[START]

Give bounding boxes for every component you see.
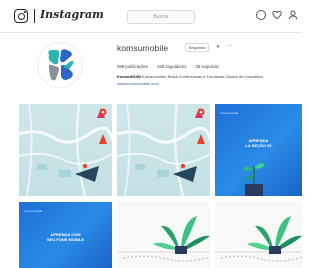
nav-icons xyxy=(256,10,298,20)
posts-count: 258 publicações xyxy=(117,64,149,69)
profile-header: komsumobile Seguindo ▾ ··· 258 publicaçõ… xyxy=(0,34,302,100)
post-thumbnail[interactable]: Komsumobile APRENDA LA SEÇÃO 00 xyxy=(215,104,302,196)
following-button[interactable]: Seguindo xyxy=(185,43,209,52)
komsu-logo-icon xyxy=(37,42,83,88)
post-thumbnail[interactable] xyxy=(117,104,210,196)
avatar[interactable] xyxy=(37,42,83,88)
post-thumbnail[interactable]: Komsumobile APRENDA COM SEU FONE MOBILE xyxy=(19,202,112,268)
profile-website-link[interactable]: www.komsumobile.com xyxy=(117,81,159,86)
profile-bio: KomsuMOBI Komsumobile Brasil Conferencia… xyxy=(117,74,295,79)
profile-username: komsumobile xyxy=(117,43,169,53)
following-count[interactable]: 25 seguindo xyxy=(195,64,218,69)
map-illustration xyxy=(19,104,112,196)
post-title: APRENDA COM SEU FONE MOBILE xyxy=(46,232,85,242)
top-navigation-bar: Instagram Buscar xyxy=(0,0,302,33)
post-brand-tag: Komsumobile xyxy=(24,209,43,213)
profile-stats: 258 publicações 328 seguidores 25 seguin… xyxy=(117,64,219,69)
user-icon[interactable] xyxy=(288,10,298,20)
logo-divider xyxy=(34,9,35,23)
plant-illustration xyxy=(117,216,210,262)
bio-text: Komsumobile Brasil Conferencias e Fundac… xyxy=(142,74,263,79)
search-input[interactable]: Buscar xyxy=(127,10,195,24)
plant-illustration xyxy=(215,216,302,262)
map-illustration xyxy=(117,104,210,196)
instagram-wordmark[interactable]: Instagram xyxy=(40,8,104,21)
chevron-down-icon[interactable]: ▾ xyxy=(213,43,223,52)
followers-count[interactable]: 328 seguidores xyxy=(157,64,186,69)
post-thumbnail[interactable] xyxy=(19,104,112,196)
instagram-camera-icon[interactable] xyxy=(14,9,28,23)
compass-icon[interactable] xyxy=(256,10,266,20)
post-thumbnail[interactable] xyxy=(117,202,210,268)
bio-display-name: KomsuMOBI xyxy=(117,74,141,79)
plant-illustration xyxy=(243,162,265,196)
post-thumbnail[interactable] xyxy=(215,202,302,268)
more-options-button[interactable]: ··· xyxy=(226,42,238,51)
heart-icon[interactable] xyxy=(272,10,282,20)
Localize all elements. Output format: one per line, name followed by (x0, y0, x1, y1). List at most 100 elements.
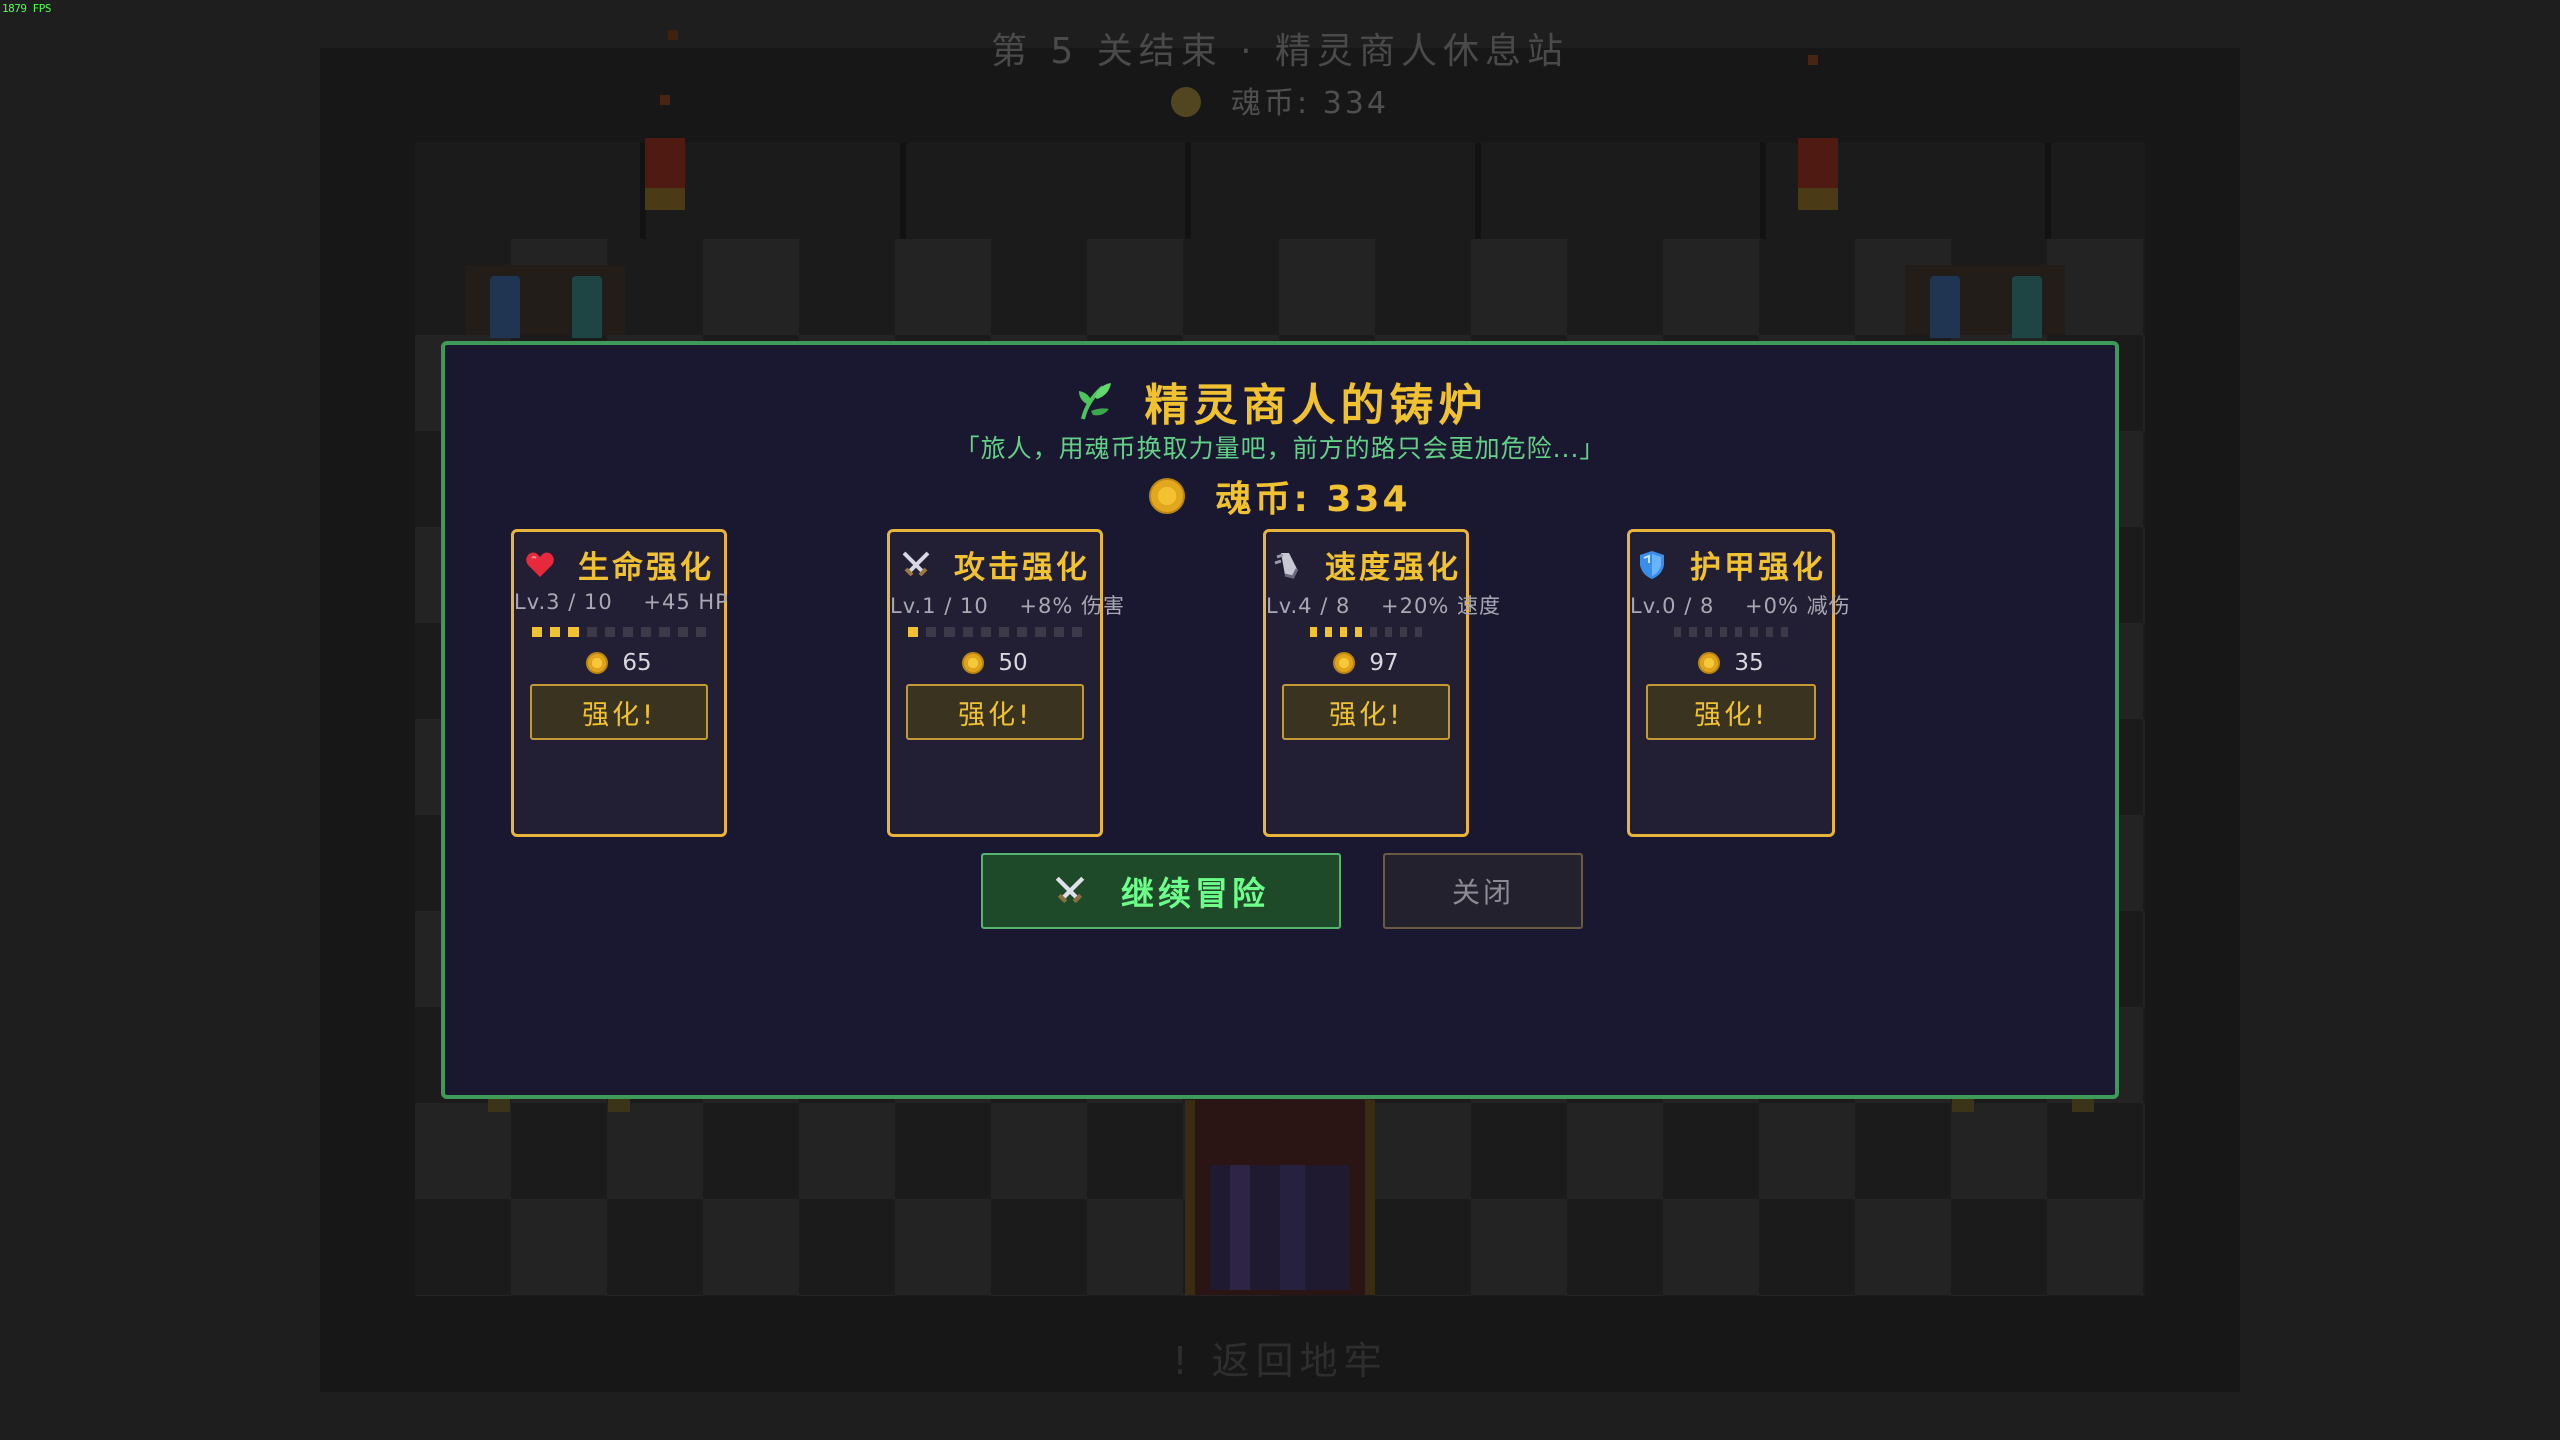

[END]

* **GOAL**
Give every line of the items above as a numbered list, skipping blank lines and leaving out the pictures.

* **FULL OUTPUT**
1. Give bounding boxes for every component you see.
2. nav-icons xyxy=(256,10,298,20)
3. posts-count: 258 publicações xyxy=(117,64,149,69)
4. profile-header: komsumobile Seguindo ▾ ··· 258 publicaçõ… xyxy=(0,34,302,100)
5. post-thumbnail[interactable]: Komsumobile APRENDA LA SEÇÃO 00 xyxy=(215,104,302,196)
6. following-button[interactable]: Seguindo xyxy=(185,43,209,52)
7. komsu-logo-icon xyxy=(37,42,83,88)
8. post-thumbnail[interactable] xyxy=(117,104,210,196)
9. avatar[interactable] xyxy=(37,42,83,88)
10. post-thumbnail[interactable]: Komsumobile APRENDA COM SEU FONE MOBILE xyxy=(19,202,112,268)
11. profile-website-link[interactable]: www.komsumobile.com xyxy=(117,81,159,86)
12. profile-bio: KomsuMOBI Komsumobile Brasil Conferencia… xyxy=(117,74,295,79)
13. profile-username: komsumobile xyxy=(117,43,169,53)
14. following-count[interactable]: 25 seguindo xyxy=(195,64,218,69)
15. map-illustration xyxy=(19,104,112,196)
16. post-title: APRENDA COM SEU FONE MOBILE xyxy=(46,232,85,242)
17. top-navigation-bar: Instagram Buscar xyxy=(0,0,302,33)
18. post-brand-tag: Komsumobile xyxy=(24,209,43,213)
19. profile-stats: 258 publicações 328 seguidores 25 seguin… xyxy=(117,64,219,69)
20. user-icon[interactable] xyxy=(288,10,298,20)
21. logo-divider xyxy=(34,9,35,23)
22. plant-illustration xyxy=(117,216,210,262)
23. bio-text: Komsumobile Brasil Conferencias e Fundac… xyxy=(142,74,263,79)
24. search-input[interactable]: Buscar xyxy=(127,10,195,24)
25. plant-illustration xyxy=(215,216,302,262)
26. map-illustration xyxy=(117,104,210,196)
27. instagram-wordmark[interactable]: Instagram xyxy=(40,8,104,21)
28. chevron-down-icon[interactable]: ▾ xyxy=(213,43,223,52)
29. followers-count[interactable]: 328 seguidores xyxy=(157,64,186,69)
30. post-thumbnail[interactable] xyxy=(19,104,112,196)
31. instagram-camera-icon[interactable] xyxy=(14,9,28,23)
32. compass-icon[interactable] xyxy=(256,10,266,20)
33. post-thumbnail[interactable] xyxy=(117,202,210,268)
34. bio-display-name: KomsuMOBI xyxy=(117,74,141,79)
35. plant-illustration xyxy=(243,162,265,196)
36. post-thumbnail[interactable] xyxy=(215,202,302,268)
37. more-options-button[interactable]: ··· xyxy=(226,42,238,51)
38. heart-icon[interactable] xyxy=(272,10,282,20)
39. Localize all elements. Output format: one per line, name followed by (x0, y0, x1, y1). List at most 100 elements.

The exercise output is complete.